• [What you need to do]
Review the material line by line. Identify and copy every line that contains the string "przewlekle".

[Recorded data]
---------------

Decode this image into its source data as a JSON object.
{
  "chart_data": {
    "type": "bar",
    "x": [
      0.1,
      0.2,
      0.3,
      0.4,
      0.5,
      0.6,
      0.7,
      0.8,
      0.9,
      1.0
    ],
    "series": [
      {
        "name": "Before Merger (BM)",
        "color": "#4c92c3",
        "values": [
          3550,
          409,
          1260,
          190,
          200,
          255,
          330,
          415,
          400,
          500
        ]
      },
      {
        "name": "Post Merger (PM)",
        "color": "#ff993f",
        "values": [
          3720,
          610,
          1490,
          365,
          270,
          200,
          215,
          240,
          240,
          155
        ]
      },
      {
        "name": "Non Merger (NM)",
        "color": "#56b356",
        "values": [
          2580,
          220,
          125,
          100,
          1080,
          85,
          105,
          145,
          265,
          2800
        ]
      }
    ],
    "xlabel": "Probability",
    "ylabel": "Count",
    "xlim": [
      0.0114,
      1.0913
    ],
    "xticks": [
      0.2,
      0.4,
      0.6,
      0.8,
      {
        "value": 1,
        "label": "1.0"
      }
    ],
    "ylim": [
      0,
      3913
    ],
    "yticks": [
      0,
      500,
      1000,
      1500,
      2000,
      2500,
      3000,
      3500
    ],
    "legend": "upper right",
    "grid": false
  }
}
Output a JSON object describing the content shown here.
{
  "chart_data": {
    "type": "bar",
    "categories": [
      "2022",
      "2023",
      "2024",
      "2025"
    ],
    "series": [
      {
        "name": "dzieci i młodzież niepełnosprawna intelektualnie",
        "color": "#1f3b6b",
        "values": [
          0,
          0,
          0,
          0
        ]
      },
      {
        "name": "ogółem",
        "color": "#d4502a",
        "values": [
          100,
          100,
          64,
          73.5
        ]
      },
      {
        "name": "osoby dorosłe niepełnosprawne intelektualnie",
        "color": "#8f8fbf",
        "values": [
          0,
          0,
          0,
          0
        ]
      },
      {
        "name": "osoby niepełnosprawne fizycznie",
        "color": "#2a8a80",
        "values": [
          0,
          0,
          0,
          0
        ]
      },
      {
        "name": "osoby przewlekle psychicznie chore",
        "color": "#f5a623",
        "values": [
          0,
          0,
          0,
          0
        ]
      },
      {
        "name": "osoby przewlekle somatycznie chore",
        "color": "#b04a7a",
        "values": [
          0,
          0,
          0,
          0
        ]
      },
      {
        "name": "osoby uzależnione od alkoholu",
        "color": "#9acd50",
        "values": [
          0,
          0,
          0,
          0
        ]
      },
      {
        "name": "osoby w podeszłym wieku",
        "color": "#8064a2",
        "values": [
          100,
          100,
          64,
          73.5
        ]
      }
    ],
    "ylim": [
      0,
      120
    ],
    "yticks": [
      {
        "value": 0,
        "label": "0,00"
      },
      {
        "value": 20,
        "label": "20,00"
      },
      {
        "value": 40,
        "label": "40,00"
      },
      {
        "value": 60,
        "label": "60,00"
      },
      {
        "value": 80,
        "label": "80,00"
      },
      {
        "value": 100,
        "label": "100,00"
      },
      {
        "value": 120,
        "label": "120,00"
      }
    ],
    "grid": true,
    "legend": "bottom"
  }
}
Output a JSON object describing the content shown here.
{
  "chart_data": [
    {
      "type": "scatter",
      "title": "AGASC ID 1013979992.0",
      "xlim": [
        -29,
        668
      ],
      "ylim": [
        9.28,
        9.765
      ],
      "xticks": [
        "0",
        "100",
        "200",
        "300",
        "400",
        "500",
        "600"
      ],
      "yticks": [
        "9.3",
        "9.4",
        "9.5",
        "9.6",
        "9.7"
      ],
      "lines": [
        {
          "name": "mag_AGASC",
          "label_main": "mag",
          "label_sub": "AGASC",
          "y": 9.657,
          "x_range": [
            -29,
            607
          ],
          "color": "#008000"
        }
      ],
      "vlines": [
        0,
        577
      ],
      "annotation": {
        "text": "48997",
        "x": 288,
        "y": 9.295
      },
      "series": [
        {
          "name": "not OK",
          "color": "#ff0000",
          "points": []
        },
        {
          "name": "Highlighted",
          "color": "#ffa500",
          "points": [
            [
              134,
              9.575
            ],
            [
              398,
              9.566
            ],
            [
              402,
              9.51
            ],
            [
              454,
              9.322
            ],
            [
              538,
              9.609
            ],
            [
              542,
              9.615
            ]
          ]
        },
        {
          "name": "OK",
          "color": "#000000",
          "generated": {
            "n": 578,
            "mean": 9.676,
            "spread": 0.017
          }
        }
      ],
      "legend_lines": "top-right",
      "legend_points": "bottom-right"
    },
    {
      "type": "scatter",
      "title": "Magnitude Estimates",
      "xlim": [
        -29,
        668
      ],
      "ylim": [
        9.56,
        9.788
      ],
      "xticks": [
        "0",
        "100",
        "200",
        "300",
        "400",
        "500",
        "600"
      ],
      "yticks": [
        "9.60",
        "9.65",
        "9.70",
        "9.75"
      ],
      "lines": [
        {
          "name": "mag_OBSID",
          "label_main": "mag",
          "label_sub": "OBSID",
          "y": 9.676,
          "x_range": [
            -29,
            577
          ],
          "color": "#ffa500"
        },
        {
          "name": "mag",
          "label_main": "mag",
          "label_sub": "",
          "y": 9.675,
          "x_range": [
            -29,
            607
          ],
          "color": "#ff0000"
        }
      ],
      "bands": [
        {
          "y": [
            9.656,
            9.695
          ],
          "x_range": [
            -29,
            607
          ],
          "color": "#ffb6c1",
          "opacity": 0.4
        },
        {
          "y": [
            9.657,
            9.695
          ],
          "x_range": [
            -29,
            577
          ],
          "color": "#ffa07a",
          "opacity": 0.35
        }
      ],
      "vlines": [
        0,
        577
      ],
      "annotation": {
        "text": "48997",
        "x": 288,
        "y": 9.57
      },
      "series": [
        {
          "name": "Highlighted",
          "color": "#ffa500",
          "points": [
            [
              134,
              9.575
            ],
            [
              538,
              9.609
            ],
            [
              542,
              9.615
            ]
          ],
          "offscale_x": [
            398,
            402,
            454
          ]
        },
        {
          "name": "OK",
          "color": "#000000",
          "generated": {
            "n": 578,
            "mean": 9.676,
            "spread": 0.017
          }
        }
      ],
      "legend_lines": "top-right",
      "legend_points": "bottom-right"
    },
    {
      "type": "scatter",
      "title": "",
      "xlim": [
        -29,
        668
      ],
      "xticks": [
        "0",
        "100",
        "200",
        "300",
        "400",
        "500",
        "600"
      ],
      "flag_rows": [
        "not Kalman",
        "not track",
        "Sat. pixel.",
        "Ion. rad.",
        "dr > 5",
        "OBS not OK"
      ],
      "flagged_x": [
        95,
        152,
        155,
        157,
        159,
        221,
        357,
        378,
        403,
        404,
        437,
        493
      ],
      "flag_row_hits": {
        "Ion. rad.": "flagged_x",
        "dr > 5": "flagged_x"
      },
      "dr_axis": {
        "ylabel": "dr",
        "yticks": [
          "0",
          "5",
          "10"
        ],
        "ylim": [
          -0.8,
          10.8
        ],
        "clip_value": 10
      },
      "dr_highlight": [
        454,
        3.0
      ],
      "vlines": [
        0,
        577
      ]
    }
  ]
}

---------------

• [Task answer]
        "name": "osoby przewlekle psychicznie chore",
        "name": "osoby przewlekle somatycznie chore",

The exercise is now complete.